## START

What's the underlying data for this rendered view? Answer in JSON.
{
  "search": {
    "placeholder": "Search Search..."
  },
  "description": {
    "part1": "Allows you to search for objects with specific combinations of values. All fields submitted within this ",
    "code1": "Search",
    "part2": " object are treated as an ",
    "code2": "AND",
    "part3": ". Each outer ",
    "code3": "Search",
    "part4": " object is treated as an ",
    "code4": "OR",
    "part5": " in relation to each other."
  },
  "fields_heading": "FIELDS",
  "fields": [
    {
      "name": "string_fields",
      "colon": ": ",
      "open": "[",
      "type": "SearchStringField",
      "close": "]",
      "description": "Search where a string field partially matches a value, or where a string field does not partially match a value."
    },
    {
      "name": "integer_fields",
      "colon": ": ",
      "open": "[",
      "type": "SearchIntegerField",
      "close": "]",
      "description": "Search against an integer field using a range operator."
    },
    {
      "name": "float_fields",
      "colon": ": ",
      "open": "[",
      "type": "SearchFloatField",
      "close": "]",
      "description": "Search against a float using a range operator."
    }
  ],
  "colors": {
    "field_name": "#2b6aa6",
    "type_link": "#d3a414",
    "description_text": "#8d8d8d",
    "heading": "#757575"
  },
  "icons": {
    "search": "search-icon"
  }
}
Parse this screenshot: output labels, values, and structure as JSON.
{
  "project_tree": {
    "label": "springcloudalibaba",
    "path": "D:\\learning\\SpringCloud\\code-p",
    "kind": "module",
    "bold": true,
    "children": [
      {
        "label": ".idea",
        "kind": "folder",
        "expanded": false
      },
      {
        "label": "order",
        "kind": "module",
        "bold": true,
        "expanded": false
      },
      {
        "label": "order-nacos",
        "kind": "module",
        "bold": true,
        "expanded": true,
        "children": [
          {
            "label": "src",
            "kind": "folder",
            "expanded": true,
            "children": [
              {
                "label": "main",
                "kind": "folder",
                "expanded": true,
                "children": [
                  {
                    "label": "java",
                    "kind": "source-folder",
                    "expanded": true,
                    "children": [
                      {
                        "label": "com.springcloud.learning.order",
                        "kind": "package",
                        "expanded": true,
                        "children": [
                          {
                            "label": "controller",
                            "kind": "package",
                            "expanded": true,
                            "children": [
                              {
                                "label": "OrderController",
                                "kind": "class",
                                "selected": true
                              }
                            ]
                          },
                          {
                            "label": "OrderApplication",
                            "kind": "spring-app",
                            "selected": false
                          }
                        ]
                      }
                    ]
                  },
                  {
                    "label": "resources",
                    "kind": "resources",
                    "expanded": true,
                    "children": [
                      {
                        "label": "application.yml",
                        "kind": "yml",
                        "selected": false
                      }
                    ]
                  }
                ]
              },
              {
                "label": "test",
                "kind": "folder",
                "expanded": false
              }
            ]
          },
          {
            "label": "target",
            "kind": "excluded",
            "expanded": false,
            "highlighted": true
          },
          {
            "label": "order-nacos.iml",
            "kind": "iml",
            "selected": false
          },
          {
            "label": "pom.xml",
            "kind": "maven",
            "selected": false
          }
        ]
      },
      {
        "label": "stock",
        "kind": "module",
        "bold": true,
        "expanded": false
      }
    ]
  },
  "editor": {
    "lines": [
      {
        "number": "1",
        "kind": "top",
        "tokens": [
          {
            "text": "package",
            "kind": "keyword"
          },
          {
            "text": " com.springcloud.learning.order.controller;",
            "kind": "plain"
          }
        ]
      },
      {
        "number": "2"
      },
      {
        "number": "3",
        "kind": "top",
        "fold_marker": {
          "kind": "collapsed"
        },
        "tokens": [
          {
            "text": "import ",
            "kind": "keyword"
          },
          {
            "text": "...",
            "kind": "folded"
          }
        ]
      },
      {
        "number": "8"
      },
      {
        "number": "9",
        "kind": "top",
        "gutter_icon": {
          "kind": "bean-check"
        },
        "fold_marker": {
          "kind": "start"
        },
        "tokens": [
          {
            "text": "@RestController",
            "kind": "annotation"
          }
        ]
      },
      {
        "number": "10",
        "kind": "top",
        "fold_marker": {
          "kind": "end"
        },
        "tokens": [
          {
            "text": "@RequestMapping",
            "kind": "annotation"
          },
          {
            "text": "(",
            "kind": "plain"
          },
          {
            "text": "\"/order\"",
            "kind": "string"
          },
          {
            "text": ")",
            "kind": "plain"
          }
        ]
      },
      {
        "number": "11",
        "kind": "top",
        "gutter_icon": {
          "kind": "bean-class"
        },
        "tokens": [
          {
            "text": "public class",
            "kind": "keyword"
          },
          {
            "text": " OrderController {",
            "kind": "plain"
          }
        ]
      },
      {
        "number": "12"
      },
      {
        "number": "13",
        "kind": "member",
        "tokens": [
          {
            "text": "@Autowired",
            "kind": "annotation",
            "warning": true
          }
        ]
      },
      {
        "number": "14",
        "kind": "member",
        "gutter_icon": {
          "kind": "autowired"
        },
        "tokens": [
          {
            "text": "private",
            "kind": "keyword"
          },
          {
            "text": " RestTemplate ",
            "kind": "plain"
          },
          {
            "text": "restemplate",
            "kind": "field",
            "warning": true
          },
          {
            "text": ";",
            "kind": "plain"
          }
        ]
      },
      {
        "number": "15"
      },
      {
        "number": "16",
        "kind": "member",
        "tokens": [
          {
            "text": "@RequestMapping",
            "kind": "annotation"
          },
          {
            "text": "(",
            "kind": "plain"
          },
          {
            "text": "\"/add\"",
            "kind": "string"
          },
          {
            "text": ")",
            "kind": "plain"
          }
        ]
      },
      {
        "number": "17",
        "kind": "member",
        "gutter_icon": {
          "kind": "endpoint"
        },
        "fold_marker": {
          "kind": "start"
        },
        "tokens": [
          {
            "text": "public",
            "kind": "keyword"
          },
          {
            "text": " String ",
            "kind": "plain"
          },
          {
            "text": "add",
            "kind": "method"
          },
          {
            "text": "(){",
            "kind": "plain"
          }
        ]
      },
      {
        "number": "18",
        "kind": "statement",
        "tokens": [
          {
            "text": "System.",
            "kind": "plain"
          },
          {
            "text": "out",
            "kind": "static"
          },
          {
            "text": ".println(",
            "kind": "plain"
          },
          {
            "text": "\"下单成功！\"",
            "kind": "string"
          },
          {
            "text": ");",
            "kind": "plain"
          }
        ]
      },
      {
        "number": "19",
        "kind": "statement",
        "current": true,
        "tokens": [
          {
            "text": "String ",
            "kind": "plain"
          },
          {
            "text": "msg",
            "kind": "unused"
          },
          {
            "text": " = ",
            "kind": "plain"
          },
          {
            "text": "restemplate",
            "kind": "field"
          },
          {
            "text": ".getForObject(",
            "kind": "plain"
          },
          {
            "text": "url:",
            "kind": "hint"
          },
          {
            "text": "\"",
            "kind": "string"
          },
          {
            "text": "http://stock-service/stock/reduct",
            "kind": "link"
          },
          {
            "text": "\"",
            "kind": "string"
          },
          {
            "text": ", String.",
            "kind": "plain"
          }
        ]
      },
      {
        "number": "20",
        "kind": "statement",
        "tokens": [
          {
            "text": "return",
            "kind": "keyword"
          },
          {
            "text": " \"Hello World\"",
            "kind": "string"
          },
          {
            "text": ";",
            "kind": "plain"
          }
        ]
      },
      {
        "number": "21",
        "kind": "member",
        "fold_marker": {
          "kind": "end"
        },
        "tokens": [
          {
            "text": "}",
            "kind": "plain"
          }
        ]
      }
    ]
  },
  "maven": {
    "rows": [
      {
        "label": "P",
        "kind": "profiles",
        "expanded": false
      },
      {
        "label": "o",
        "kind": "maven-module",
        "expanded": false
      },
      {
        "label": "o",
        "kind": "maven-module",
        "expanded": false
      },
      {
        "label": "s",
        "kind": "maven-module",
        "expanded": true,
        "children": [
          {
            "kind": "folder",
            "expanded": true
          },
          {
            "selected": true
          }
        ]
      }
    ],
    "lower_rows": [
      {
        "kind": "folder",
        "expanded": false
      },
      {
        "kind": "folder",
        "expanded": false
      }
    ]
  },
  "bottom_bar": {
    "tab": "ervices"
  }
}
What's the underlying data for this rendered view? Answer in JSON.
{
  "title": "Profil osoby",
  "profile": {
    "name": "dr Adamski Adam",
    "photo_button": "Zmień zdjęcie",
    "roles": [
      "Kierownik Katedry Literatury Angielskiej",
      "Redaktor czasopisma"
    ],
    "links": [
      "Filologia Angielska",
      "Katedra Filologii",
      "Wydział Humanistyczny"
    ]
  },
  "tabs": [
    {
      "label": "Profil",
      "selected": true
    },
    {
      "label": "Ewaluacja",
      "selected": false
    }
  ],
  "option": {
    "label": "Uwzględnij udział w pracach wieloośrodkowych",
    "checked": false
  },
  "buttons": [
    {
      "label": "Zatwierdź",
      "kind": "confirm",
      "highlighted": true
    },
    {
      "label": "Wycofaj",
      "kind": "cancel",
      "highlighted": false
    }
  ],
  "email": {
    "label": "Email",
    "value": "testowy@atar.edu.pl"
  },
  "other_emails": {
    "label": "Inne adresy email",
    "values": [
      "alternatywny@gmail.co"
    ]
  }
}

## END

• _What this task involves_: Where a line of the data holds "operator", show that line.

• _Problem solution_:
      "description": "Search against an integer field using a range operator."
      "description": "Search against a float using a range operator."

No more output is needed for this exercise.